-- START OF STORED DATA --

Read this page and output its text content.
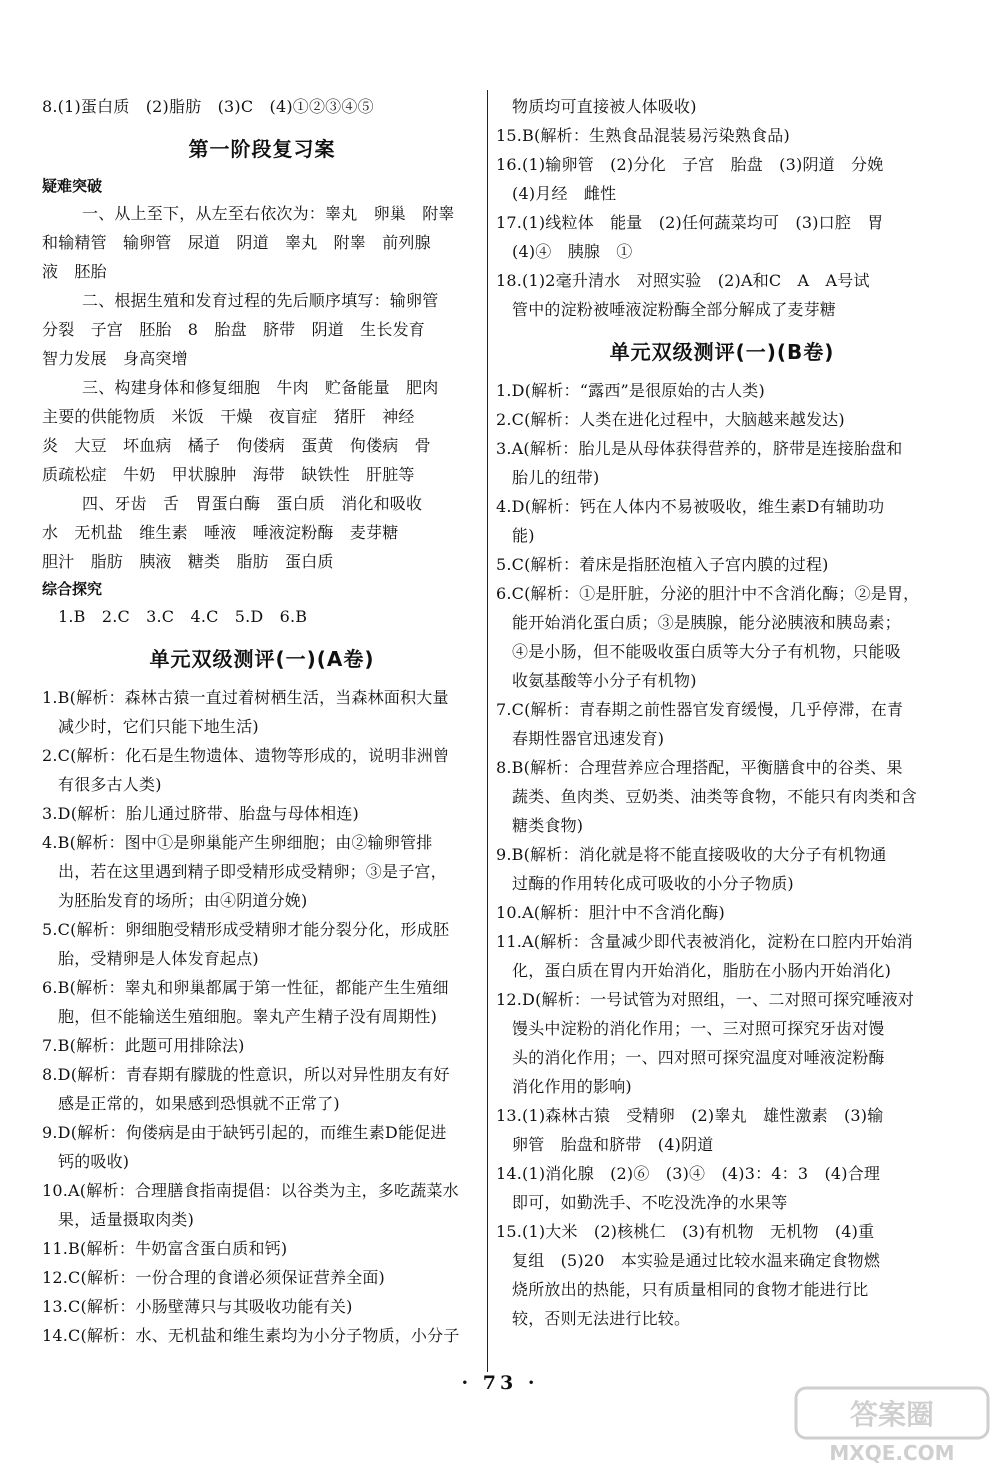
8.(1)蛋白质　(2)脂肪　(3)C　(4)①②③④⑤
第一阶段复习案
疑难突破
一、从上至下，从左至右依次为：睾丸　卵巢　附睾
和输精管　输卵管　尿道　阴道　睾丸　附睾　前列腺
液　胚胎
二、根据生殖和发育过程的先后顺序填写：输卵管
分裂　子宫　胚胎　8　胎盘　脐带　阴道　生长发育
智力发展　身高突增
三、构建身体和修复细胞　牛肉　贮备能量　肥肉
主要的供能物质　米饭　干燥　夜盲症　猪肝　神经
炎　大豆　坏血病　橘子　佝偻病　蛋黄　佝偻病　骨
质疏松症　牛奶　甲状腺肿　海带　缺铁性　肝脏等
四、牙齿　舌　胃蛋白酶　蛋白质　消化和吸收
水　无机盐　维生素　唾液　唾液淀粉酶　麦芽糖
胆汁　脂肪　胰液　糖类　脂肪　蛋白质
综合探究
1.B　2.C　3.C　4.C　5.D　6.B
单元双级测评(一)(A卷)
1.B(解析：森林古猿一直过着树栖生活，当森林面积大量
减少时，它们只能下地生活)
2.C(解析：化石是生物遗体、遗物等形成的，说明非洲曾
有很多古人类)
3.D(解析：胎儿通过脐带、胎盘与母体相连)
4.B(解析：图中①是卵巢能产生卵细胞；由②输卵管排
出，若在这里遇到精子即受精形成受精卵；③是子宫，
为胚胎发育的场所；由④阴道分娩)
5.C(解析：卵细胞受精形成受精卵才能分裂分化，形成胚
胎，受精卵是人体发育起点)
6.B(解析：睾丸和卵巢都属于第一性征，都能产生生殖细
胞，但不能输送生殖细胞。睾丸产生精子没有周期性)
7.B(解析：此题可用排除法)
8.D(解析：青春期有朦胧的性意识，所以对异性朋友有好
感是正常的，如果感到恐惧就不正常了)
9.D(解析：佝偻病是由于缺钙引起的，而维生素D能促进
钙的吸收)
10.A(解析：合理膳食指南提倡：以谷类为主，多吃蔬菜水
果，适量摄取肉类)
11.B(解析：牛奶富含蛋白质和钙)
12.C(解析：一份合理的食谱必须保证营养全面)
13.C(解析：小肠壁薄只与其吸收功能有关)
14.C(解析：水、无机盐和维生素均为小分子物质，小分子
物质均可直接被人体吸收)
15.B(解析：生熟食品混装易污染熟食品)
16.(1)输卵管　(2)分化　子宫　胎盘　(3)阴道　分娩
(4)月经　雌性
17.(1)线粒体　能量　(2)任何蔬菜均可　(3)口腔　胃
(4)④　胰腺　①
18.(1)2毫升清水　对照实验　(2)A和C　A　A号试
管中的淀粉被唾液淀粉酶全部分解成了麦芽糖
单元双级测评(一)(B卷)
1.D(解析：“露西”是很原始的古人类)
2.C(解析：人类在进化过程中，大脑越来越发达)
3.A(解析：胎儿是从母体获得营养的，脐带是连接胎盘和
胎儿的纽带)
4.D(解析：钙在人体内不易被吸收，维生素D有辅助功
能)
5.C(解析：着床是指胚泡植入子宫内膜的过程)
6.C(解析：①是肝脏，分泌的胆汁中不含消化酶；②是胃，
能开始消化蛋白质；③是胰腺，能分泌胰液和胰岛素；
④是小肠，但不能吸收蛋白质等大分子有机物，只能吸
收氨基酸等小分子有机物)
7.C(解析：青春期之前性器官发育缓慢，几乎停滞，在青
春期性器官迅速发育)
8.B(解析：合理营养应合理搭配，平衡膳食中的谷类、果
蔬类、鱼肉类、豆奶类、油类等食物，不能只有肉类和含
糖类食物)
9.B(解析：消化就是将不能直接吸收的大分子有机物通
过酶的作用转化成可吸收的小分子物质)
10.A(解析：胆汁中不含消化酶)
11.A(解析：含量减少即代表被消化，淀粉在口腔内开始消
化，蛋白质在胃内开始消化，脂肪在小肠内开始消化)
12.D(解析：一号试管为对照组，一、二对照可探究唾液对
馒头中淀粉的消化作用；一、三对照可探究牙齿对馒
头的消化作用；一、四对照可探究温度对唾液淀粉酶
消化作用的影响)
13.(1)森林古猿　受精卵　(2)睾丸　雄性激素　(3)输
卵管　胎盘和脐带　(4)阴道
14.(1)消化腺　(2)⑥　(3)④　(4)3：4：3　(4)合理
即可，如勤洗手、不吃没洗净的水果等
15.(1)大米　(2)核桃仁　(3)有机物　无机物　(4)重
复组　(5)20　本实验是通过比较水温来确定食物燃
烧所放出的热能，只有质量相同的食物才能进行比
较，否则无法进行比较。
· 73 ·
答案圈
MXQE.COM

-- END OF STORED DATA --

> **EXERCISE OBJECTIVE**:
Transcribe all the data word for word; the images stay out.

> **WRITTEN ANSWER**:
Read this page and output its text content.
8.(1)蛋白质　(2)脂肪　(3)C　(4)①②③④⑤
第一阶段复习案
疑难突破
一、从上至下，从左至右依次为：睾丸　卵巢　附睾
和输精管　输卵管　尿道　阴道　睾丸　附睾　前列腺
液　胚胎
二、根据生殖和发育过程的先后顺序填写：输卵管
分裂　子宫　胚胎　8　胎盘　脐带　阴道　生长发育
智力发展　身高突增
三、构建身体和修复细胞　牛肉　贮备能量　肥肉
主要的供能物质　米饭　干燥　夜盲症　猪肝　神经
炎　大豆　坏血病　橘子　佝偻病　蛋黄　佝偻病　骨
质疏松症　牛奶　甲状腺肿　海带　缺铁性　肝脏等
四、牙齿　舌　胃蛋白酶　蛋白质　消化和吸收
水　无机盐　维生素　唾液　唾液淀粉酶　麦芽糖
胆汁　脂肪　胰液　糖类　脂肪　蛋白质
综合探究
1.B　2.C　3.C　4.C　5.D　6.B
单元双级测评(一)(A卷)
1.B(解析：森林古猿一直过着树栖生活，当森林面积大量
减少时，它们只能下地生活)
2.C(解析：化石是生物遗体、遗物等形成的，说明非洲曾
有很多古人类)
3.D(解析：胎儿通过脐带、胎盘与母体相连)
4.B(解析：图中①是卵巢能产生卵细胞；由②输卵管排
出，若在这里遇到精子即受精形成受精卵；③是子宫，
为胚胎发育的场所；由④阴道分娩)
5.C(解析：卵细胞受精形成受精卵才能分裂分化，形成胚
胎，受精卵是人体发育起点)
6.B(解析：睾丸和卵巢都属于第一性征，都能产生生殖细
胞，但不能输送生殖细胞。睾丸产生精子没有周期性)
7.B(解析：此题可用排除法)
8.D(解析：青春期有朦胧的性意识，所以对异性朋友有好
感是正常的，如果感到恐惧就不正常了)
9.D(解析：佝偻病是由于缺钙引起的，而维生素D能促进
钙的吸收)
10.A(解析：合理膳食指南提倡：以谷类为主，多吃蔬菜水
果，适量摄取肉类)
11.B(解析：牛奶富含蛋白质和钙)
12.C(解析：一份合理的食谱必须保证营养全面)
13.C(解析：小肠壁薄只与其吸收功能有关)
14.C(解析：水、无机盐和维生素均为小分子物质，小分子
物质均可直接被人体吸收)
15.B(解析：生熟食品混装易污染熟食品)
16.(1)输卵管　(2)分化　子宫　胎盘　(3)阴道　分娩
(4)月经　雌性
17.(1)线粒体　能量　(2)任何蔬菜均可　(3)口腔　胃
(4)④　胰腺　①
18.(1)2毫升清水　对照实验　(2)A和C　A　A号试
管中的淀粉被唾液淀粉酶全部分解成了麦芽糖
单元双级测评(一)(B卷)
1.D(解析：“露西”是很原始的古人类)
2.C(解析：人类在进化过程中，大脑越来越发达)
3.A(解析：胎儿是从母体获得营养的，脐带是连接胎盘和
胎儿的纽带)
4.D(解析：钙在人体内不易被吸收，维生素D有辅助功
能)
5.C(解析：着床是指胚泡植入子宫内膜的过程)
6.C(解析：①是肝脏，分泌的胆汁中不含消化酶；②是胃，
能开始消化蛋白质；③是胰腺，能分泌胰液和胰岛素；
④是小肠，但不能吸收蛋白质等大分子有机物，只能吸
收氨基酸等小分子有机物)
7.C(解析：青春期之前性器官发育缓慢，几乎停滞，在青
春期性器官迅速发育)
8.B(解析：合理营养应合理搭配，平衡膳食中的谷类、果
蔬类、鱼肉类、豆奶类、油类等食物，不能只有肉类和含
糖类食物)
9.B(解析：消化就是将不能直接吸收的大分子有机物通
过酶的作用转化成可吸收的小分子物质)
10.A(解析：胆汁中不含消化酶)
11.A(解析：含量减少即代表被消化，淀粉在口腔内开始消
化，蛋白质在胃内开始消化，脂肪在小肠内开始消化)
12.D(解析：一号试管为对照组，一、二对照可探究唾液对
馒头中淀粉的消化作用；一、三对照可探究牙齿对馒
头的消化作用；一、四对照可探究温度对唾液淀粉酶
消化作用的影响)
13.(1)森林古猿　受精卵　(2)睾丸　雄性激素　(3)输
卵管　胎盘和脐带　(4)阴道
14.(1)消化腺　(2)⑥　(3)④　(4)3：4：3　(4)合理
即可，如勤洗手、不吃没洗净的水果等
15.(1)大米　(2)核桃仁　(3)有机物　无机物　(4)重
复组　(5)20　本实验是通过比较水温来确定食物燃
烧所放出的热能，只有质量相同的食物才能进行比
较，否则无法进行比较。
· 73 ·
答案圈
MXQE.COM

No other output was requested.